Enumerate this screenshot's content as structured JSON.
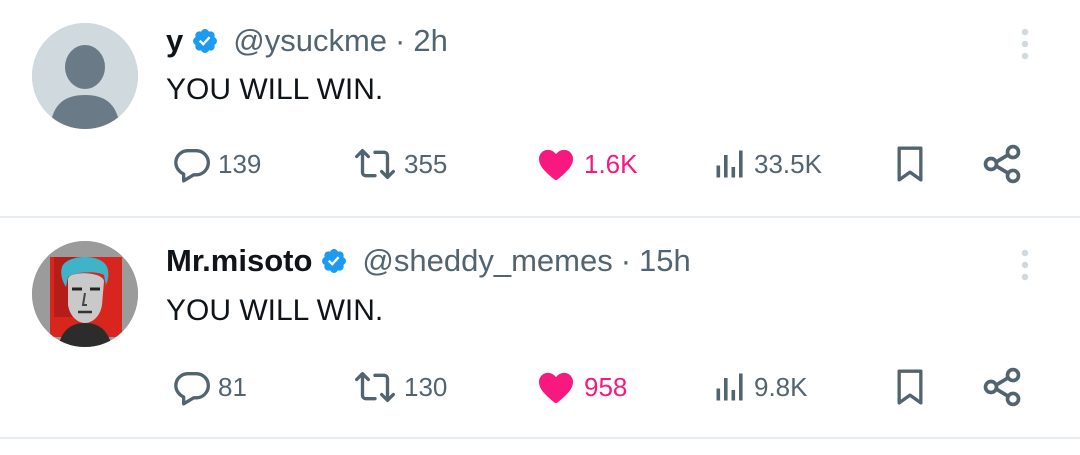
{
  "tweets": [
    {
      "name": "y",
      "handle": "@ysuckme",
      "dot": "·",
      "time": "2h",
      "text": "YOU WILL WIN.",
      "replies": "139",
      "retweets": "355",
      "likes": "1.6K",
      "views": "33.5K",
      "liked": true,
      "avatar": "default-profile-avatar"
    },
    {
      "name": "Mr.misoto",
      "handle": "@sheddy_memes",
      "dot": "·",
      "time": "15h",
      "text": "YOU WILL WIN.",
      "replies": "81",
      "retweets": "130",
      "likes": "958",
      "views": "9.8K",
      "liked": true,
      "avatar": "portrait-avatar"
    }
  ],
  "icons": {
    "verified": "verified-badge-icon",
    "more": "more-vertical-icon",
    "reply": "comment-bubble-icon",
    "retweet": "retweet-icon",
    "like": "heart-filled-icon",
    "views": "bar-chart-icon",
    "bookmark": "bookmark-icon",
    "share": "share-icon"
  },
  "colors": {
    "text": "#0f1419",
    "secondary": "#536471",
    "like": "#f91880",
    "verified": "#1d9bf0",
    "divider": "#e6ecf0"
  }
}
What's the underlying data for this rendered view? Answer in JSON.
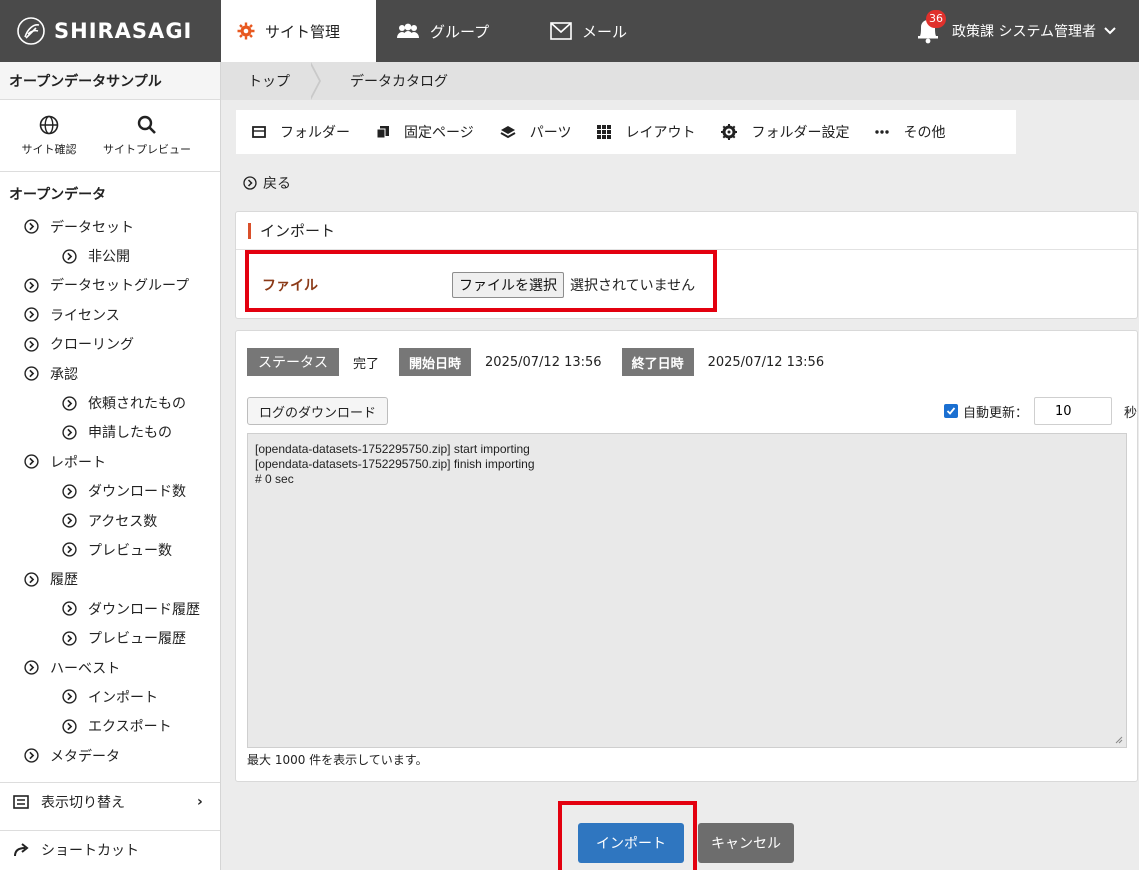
{
  "header": {
    "brand": "SHIRASAGI",
    "tabs": [
      {
        "label": "サイト管理",
        "icon": "gear-icon",
        "active": true
      },
      {
        "label": "グループ",
        "icon": "users-icon",
        "active": false
      },
      {
        "label": "メール",
        "icon": "mail-icon",
        "active": false
      }
    ],
    "notifications": "36",
    "user": "政策課 システム管理者"
  },
  "sidebar": {
    "site_name": "オープンデータサンプル",
    "tools": [
      {
        "label": "サイト確認",
        "icon": "globe-icon"
      },
      {
        "label": "サイトプレビュー",
        "icon": "search-icon"
      }
    ],
    "section": "オープンデータ",
    "items": [
      {
        "label": "データセット",
        "level": 1
      },
      {
        "label": "非公開",
        "level": 2
      },
      {
        "label": "データセットグループ",
        "level": 1
      },
      {
        "label": "ライセンス",
        "level": 1
      },
      {
        "label": "クローリング",
        "level": 1
      },
      {
        "label": "承認",
        "level": 1
      },
      {
        "label": "依頼されたもの",
        "level": 2
      },
      {
        "label": "申請したもの",
        "level": 2
      },
      {
        "label": "レポート",
        "level": 1
      },
      {
        "label": "ダウンロード数",
        "level": 2
      },
      {
        "label": "アクセス数",
        "level": 2
      },
      {
        "label": "プレビュー数",
        "level": 2
      },
      {
        "label": "履歴",
        "level": 1
      },
      {
        "label": "ダウンロード履歴",
        "level": 2
      },
      {
        "label": "プレビュー履歴",
        "level": 2
      },
      {
        "label": "ハーベスト",
        "level": 1
      },
      {
        "label": "インポート",
        "level": 2
      },
      {
        "label": "エクスポート",
        "level": 2
      },
      {
        "label": "メタデータ",
        "level": 1
      }
    ],
    "footer": [
      {
        "label": "表示切り替え",
        "icon": "display-toggle-icon"
      },
      {
        "label": "ショートカット",
        "icon": "share-arrow-icon"
      }
    ]
  },
  "breadcrumb": {
    "home": "トップ",
    "current": "データカタログ"
  },
  "toolbar": [
    {
      "label": "フォルダー",
      "icon": "folder-icon"
    },
    {
      "label": "固定ページ",
      "icon": "pages-icon"
    },
    {
      "label": "パーツ",
      "icon": "layers-icon"
    },
    {
      "label": "レイアウト",
      "icon": "grid-icon"
    },
    {
      "label": "フォルダー設定",
      "icon": "settings-icon"
    },
    {
      "label": "その他",
      "icon": "more-icon"
    }
  ],
  "back_label": "戻る",
  "import_card": {
    "title": "インポート",
    "file_label": "ファイル",
    "file_button": "ファイルを選択",
    "file_status": "選択されていません"
  },
  "log_card": {
    "status_tag": "ステータス",
    "status_value": "完了",
    "start_tag": "開始日時",
    "start_value": "2025/07/12 13:56",
    "end_tag": "終了日時",
    "end_value": "2025/07/12 13:56",
    "download_button": "ログのダウンロード",
    "auto_refresh_label": "自動更新：",
    "auto_refresh_checked": true,
    "auto_refresh_seconds": "10",
    "seconds_unit": "秒",
    "log_lines": [
      "[opendata-datasets-1752295750.zip] start importing",
      "[opendata-datasets-1752295750.zip] finish importing",
      "# 0 sec"
    ],
    "note": "最大 1000 件を表示しています。"
  },
  "actions": {
    "import": "インポート",
    "cancel": "キャンセル"
  },
  "colors": {
    "header_bg": "#4a4a4a",
    "accent_red": "#e3000f",
    "primary": "#2f76c0",
    "badge": "#e0312c"
  }
}
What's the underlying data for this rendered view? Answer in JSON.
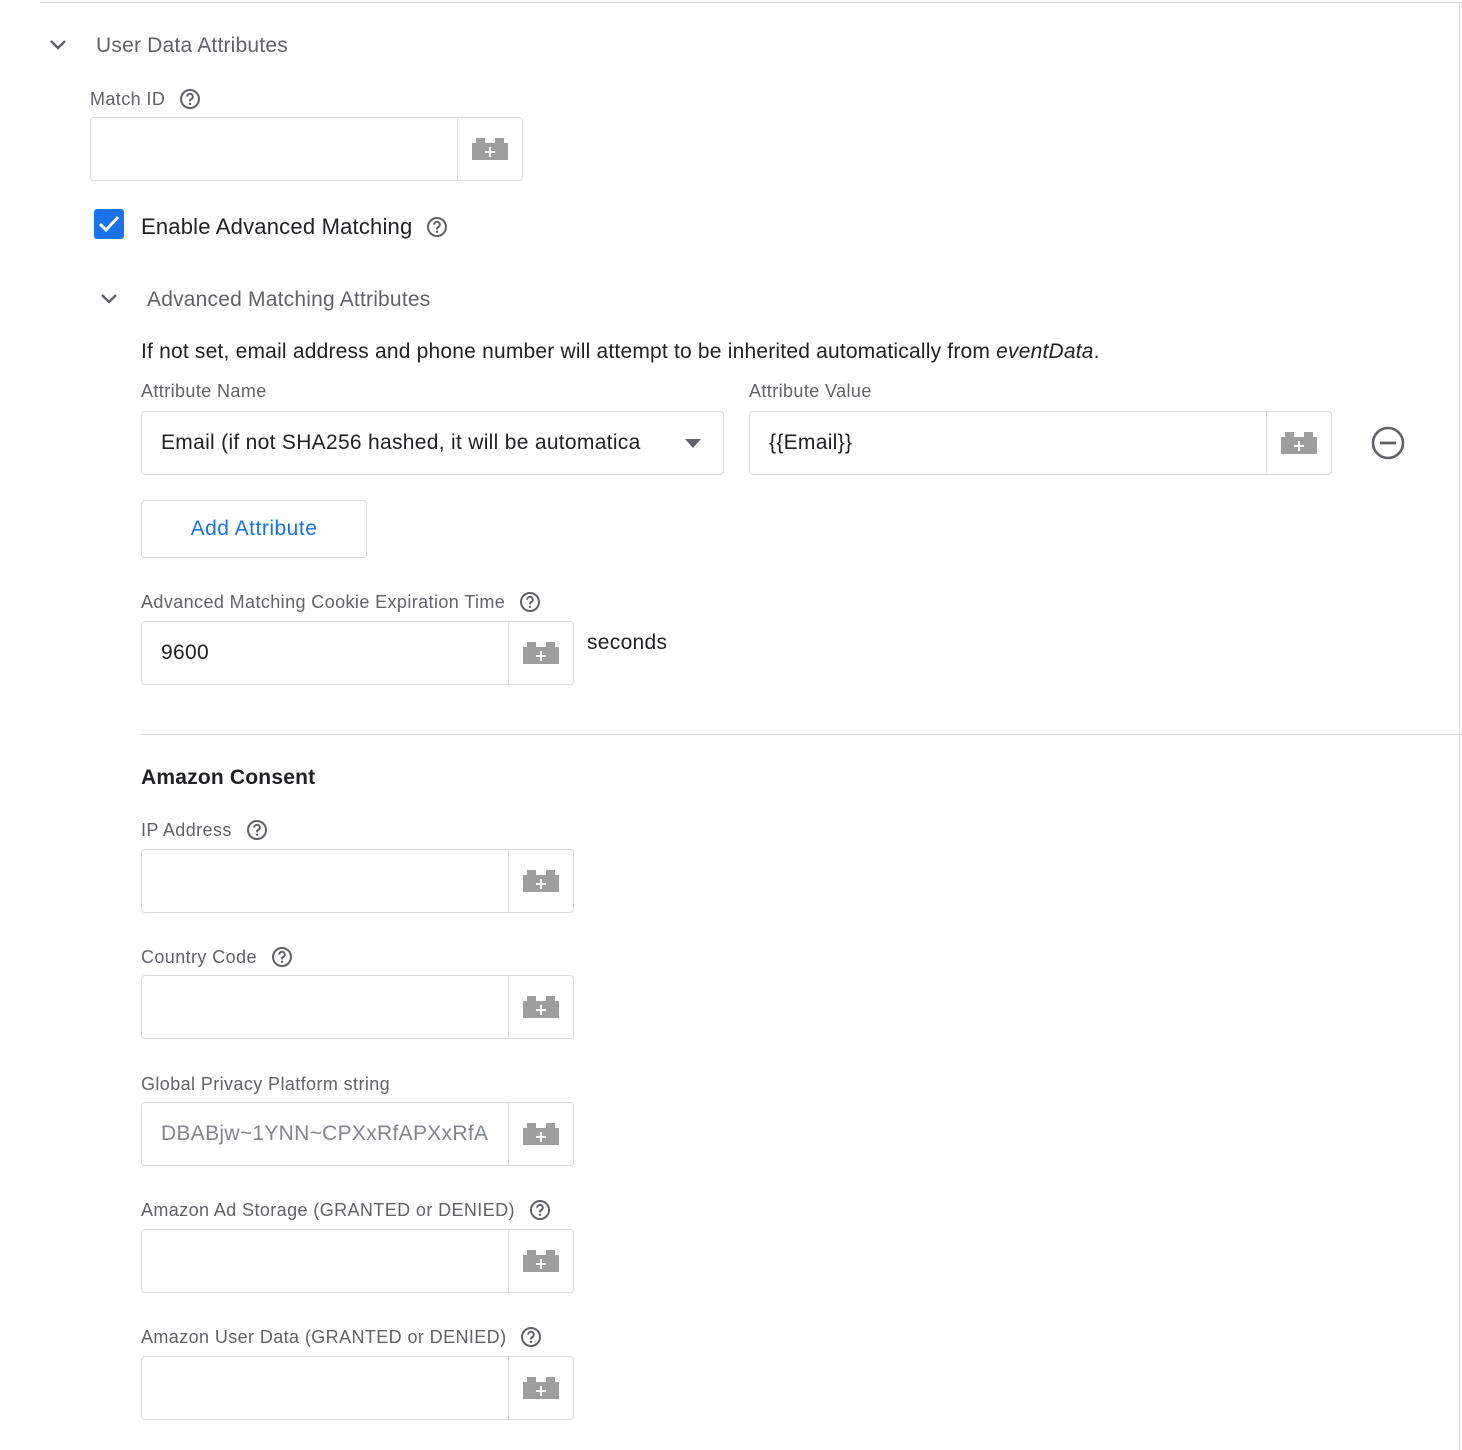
{
  "user_data_section": {
    "title": "User Data Attributes",
    "match_id": {
      "label": "Match ID",
      "value": "",
      "placeholder": ""
    },
    "enable_advanced_matching": {
      "label": "Enable Advanced Matching",
      "checked": true
    }
  },
  "advanced_matching_section": {
    "title": "Advanced Matching Attributes",
    "description_prefix": "If not set, email address and phone number will attempt to be inherited automatically from ",
    "description_em": "eventData",
    "description_suffix": ".",
    "attribute_name_label": "Attribute Name",
    "attribute_value_label": "Attribute Value",
    "rows": [
      {
        "name": "Email (if not SHA256 hashed, it will be automatica",
        "value": "{{Email}}"
      }
    ],
    "add_attribute_label": "Add Attribute",
    "cookie_expiration": {
      "label": "Advanced Matching Cookie Expiration Time",
      "value": "9600",
      "unit": "seconds"
    }
  },
  "amazon_consent": {
    "title": "Amazon Consent",
    "ip_address": {
      "label": "IP Address",
      "value": ""
    },
    "country_code": {
      "label": "Country Code",
      "value": ""
    },
    "gpp_string": {
      "label": "Global Privacy Platform string",
      "placeholder": "DBABjw~1YNN~CPXxRfAPXxRfA"
    },
    "ad_storage": {
      "label": "Amazon Ad Storage (GRANTED or DENIED)",
      "value": ""
    },
    "user_data": {
      "label": "Amazon User Data (GRANTED or DENIED)",
      "value": ""
    }
  },
  "colors": {
    "accent": "#1a73e8",
    "border": "#dadce0",
    "muted_text": "#5f6368",
    "icon_grey": "#9e9e9e"
  },
  "icons": {
    "chevron": "chevron-down-icon",
    "help": "help-circle-icon",
    "variable": "variable-brick-icon",
    "dropdown": "caret-down-icon",
    "remove": "remove-circle-icon",
    "check": "check-icon"
  }
}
━━━━━━━━━━━━━━━━━━━━━━━━━━━━━━
PROBLEM TO WORK ON -> The records above are to be quoted exactly, with all pictures left out.

ANSWER TO THE PROBLEM ->
Enumerate this screenshot's content as structured JSON.
{
  "tweets": [
    {
      "name": "y",
      "handle": "@ysuckme",
      "dot": "·",
      "time": "2h",
      "text": "YOU WILL WIN.",
      "replies": "139",
      "retweets": "355",
      "likes": "1.6K",
      "views": "33.5K",
      "liked": true,
      "avatar": "default-profile-avatar"
    },
    {
      "name": "Mr.misoto",
      "handle": "@sheddy_memes",
      "dot": "·",
      "time": "15h",
      "text": "YOU WILL WIN.",
      "replies": "81",
      "retweets": "130",
      "likes": "958",
      "views": "9.8K",
      "liked": true,
      "avatar": "portrait-avatar"
    }
  ],
  "icons": {
    "verified": "verified-badge-icon",
    "more": "more-vertical-icon",
    "reply": "comment-bubble-icon",
    "retweet": "retweet-icon",
    "like": "heart-filled-icon",
    "views": "bar-chart-icon",
    "bookmark": "bookmark-icon",
    "share": "share-icon"
  },
  "colors": {
    "text": "#0f1419",
    "secondary": "#536471",
    "like": "#f91880",
    "verified": "#1d9bf0",
    "divider": "#e6ecf0"
  }
}
What's the underlying data for this rendered view? Answer in JSON.
{
  "header": {
    "brand": "SHIRASAGI",
    "tabs": [
      {
        "label": "サイト管理",
        "icon": "gear-icon",
        "active": true
      },
      {
        "label": "グループ",
        "icon": "users-icon",
        "active": false
      },
      {
        "label": "メール",
        "icon": "mail-icon",
        "active": false
      }
    ],
    "notifications": "36",
    "user": "政策課 システム管理者"
  },
  "sidebar": {
    "site_name": "オープンデータサンプル",
    "tools": [
      {
        "label": "サイト確認",
        "icon": "globe-icon"
      },
      {
        "label": "サイトプレビュー",
        "icon": "search-icon"
      }
    ],
    "section": "オープンデータ",
    "items": [
      {
        "label": "データセット",
        "level": 1
      },
      {
        "label": "非公開",
        "level": 2
      },
      {
        "label": "データセットグループ",
        "level": 1
      },
      {
        "label": "ライセンス",
        "level": 1
      },
      {
        "label": "クローリング",
        "level": 1
      },
      {
        "label": "承認",
        "level": 1
      },
      {
        "label": "依頼されたもの",
        "level": 2
      },
      {
        "label": "申請したもの",
        "level": 2
      },
      {
        "label": "レポート",
        "level": 1
      },
      {
        "label": "ダウンロード数",
        "level": 2
      },
      {
        "label": "アクセス数",
        "level": 2
      },
      {
        "label": "プレビュー数",
        "level": 2
      },
      {
        "label": "履歴",
        "level": 1
      },
      {
        "label": "ダウンロード履歴",
        "level": 2
      },
      {
        "label": "プレビュー履歴",
        "level": 2
      },
      {
        "label": "ハーベスト",
        "level": 1
      },
      {
        "label": "インポート",
        "level": 2
      },
      {
        "label": "エクスポート",
        "level": 2
      },
      {
        "label": "メタデータ",
        "level": 1
      }
    ],
    "footer": [
      {
        "label": "表示切り替え",
        "icon": "display-toggle-icon"
      },
      {
        "label": "ショートカット",
        "icon": "share-arrow-icon"
      }
    ]
  },
  "breadcrumb": {
    "home": "トップ",
    "current": "データカタログ"
  },
  "toolbar": [
    {
      "label": "フォルダー",
      "icon": "folder-icon"
    },
    {
      "label": "固定ページ",
      "icon": "pages-icon"
    },
    {
      "label": "パーツ",
      "icon": "layers-icon"
    },
    {
      "label": "レイアウト",
      "icon": "grid-icon"
    },
    {
      "label": "フォルダー設定",
      "icon": "settings-icon"
    },
    {
      "label": "その他",
      "icon": "more-icon"
    }
  ],
  "back_label": "戻る",
  "import_card": {
    "title": "インポート",
    "file_label": "ファイル",
    "file_button": "ファイルを選択",
    "file_status": "選択されていません"
  },
  "log_card": {
    "status_tag": "ステータス",
    "status_value": "完了",
    "start_tag": "開始日時",
    "start_value": "2025/07/12 13:56",
    "end_tag": "終了日時",
    "end_value": "2025/07/12 13:56",
    "download_button": "ログのダウンロード",
    "auto_refresh_label": "自動更新：",
    "auto_refresh_checked": true,
    "auto_refresh_seconds": "10",
    "seconds_unit": "秒",
    "log_lines": [
      "[opendata-datasets-1752295750.zip] start importing",
      "[opendata-datasets-1752295750.zip] finish importing",
      "# 0 sec"
    ],
    "note": "最大 1000 件を表示しています。"
  },
  "actions": {
    "import": "インポート",
    "cancel": "キャンセル"
  },
  "colors": {
    "header_bg": "#4a4a4a",
    "accent_red": "#e3000f",
    "primary": "#2f76c0",
    "badge": "#e0312c"
  }
}
What's the underlying data for this rendered view? Answer in JSON.
{
  "user_data_section": {
    "title": "User Data Attributes",
    "match_id": {
      "label": "Match ID",
      "value": "",
      "placeholder": ""
    },
    "enable_advanced_matching": {
      "label": "Enable Advanced Matching",
      "checked": true
    }
  },
  "advanced_matching_section": {
    "title": "Advanced Matching Attributes",
    "description_prefix": "If not set, email address and phone number will attempt to be inherited automatically from ",
    "description_em": "eventData",
    "description_suffix": ".",
    "attribute_name_label": "Attribute Name",
    "attribute_value_label": "Attribute Value",
    "rows": [
      {
        "name": "Email (if not SHA256 hashed, it will be automatica",
        "value": "{{Email}}"
      }
    ],
    "add_attribute_label": "Add Attribute",
    "cookie_expiration": {
      "label": "Advanced Matching Cookie Expiration Time",
      "value": "9600",
      "unit": "seconds"
    }
  },
  "amazon_consent": {
    "title": "Amazon Consent",
    "ip_address": {
      "label": "IP Address",
      "value": ""
    },
    "country_code": {
      "label": "Country Code",
      "value": ""
    },
    "gpp_string": {
      "label": "Global Privacy Platform string",
      "placeholder": "DBABjw~1YNN~CPXxRfAPXxRfA"
    },
    "ad_storage": {
      "label": "Amazon Ad Storage (GRANTED or DENIED)",
      "value": ""
    },
    "user_data": {
      "label": "Amazon User Data (GRANTED or DENIED)",
      "value": ""
    }
  },
  "colors": {
    "accent": "#1a73e8",
    "border": "#dadce0",
    "muted_text": "#5f6368",
    "icon_grey": "#9e9e9e"
  },
  "icons": {
    "chevron": "chevron-down-icon",
    "help": "help-circle-icon",
    "variable": "variable-brick-icon",
    "dropdown": "caret-down-icon",
    "remove": "remove-circle-icon",
    "check": "check-icon"
  }
}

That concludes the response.